-- START OF Raw data --

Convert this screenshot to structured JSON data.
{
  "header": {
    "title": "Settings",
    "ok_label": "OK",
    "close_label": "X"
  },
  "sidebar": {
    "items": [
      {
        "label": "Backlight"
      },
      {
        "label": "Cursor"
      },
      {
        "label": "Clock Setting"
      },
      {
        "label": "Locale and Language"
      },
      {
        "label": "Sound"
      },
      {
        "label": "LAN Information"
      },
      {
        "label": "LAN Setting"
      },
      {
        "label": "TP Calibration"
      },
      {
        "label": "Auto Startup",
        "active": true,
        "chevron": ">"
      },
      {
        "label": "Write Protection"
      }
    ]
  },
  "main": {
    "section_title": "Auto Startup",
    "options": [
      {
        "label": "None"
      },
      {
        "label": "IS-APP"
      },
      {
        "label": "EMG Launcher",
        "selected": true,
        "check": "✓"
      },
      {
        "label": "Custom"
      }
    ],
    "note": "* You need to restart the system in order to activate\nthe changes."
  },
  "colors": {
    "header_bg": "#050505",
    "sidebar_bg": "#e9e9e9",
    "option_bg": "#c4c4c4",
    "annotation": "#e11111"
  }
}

-- END OF Raw data --

§ Given problem
Write out every entry verbatim.

§ Response to the exercise
Convert this screenshot to structured JSON data.
{
  "header": {
    "title": "Settings",
    "ok_label": "OK",
    "close_label": "X"
  },
  "sidebar": {
    "items": [
      {
        "label": "Backlight"
      },
      {
        "label": "Cursor"
      },
      {
        "label": "Clock Setting"
      },
      {
        "label": "Locale and Language"
      },
      {
        "label": "Sound"
      },
      {
        "label": "LAN Information"
      },
      {
        "label": "LAN Setting"
      },
      {
        "label": "TP Calibration"
      },
      {
        "label": "Auto Startup",
        "active": true,
        "chevron": ">"
      },
      {
        "label": "Write Protection"
      }
    ]
  },
  "main": {
    "section_title": "Auto Startup",
    "options": [
      {
        "label": "None"
      },
      {
        "label": "IS-APP"
      },
      {
        "label": "EMG Launcher",
        "selected": true,
        "check": "✓"
      },
      {
        "label": "Custom"
      }
    ],
    "note": "* You need to restart the system in order to activate\nthe changes."
  },
  "colors": {
    "header_bg": "#050505",
    "sidebar_bg": "#e9e9e9",
    "option_bg": "#c4c4c4",
    "annotation": "#e11111"
  }
}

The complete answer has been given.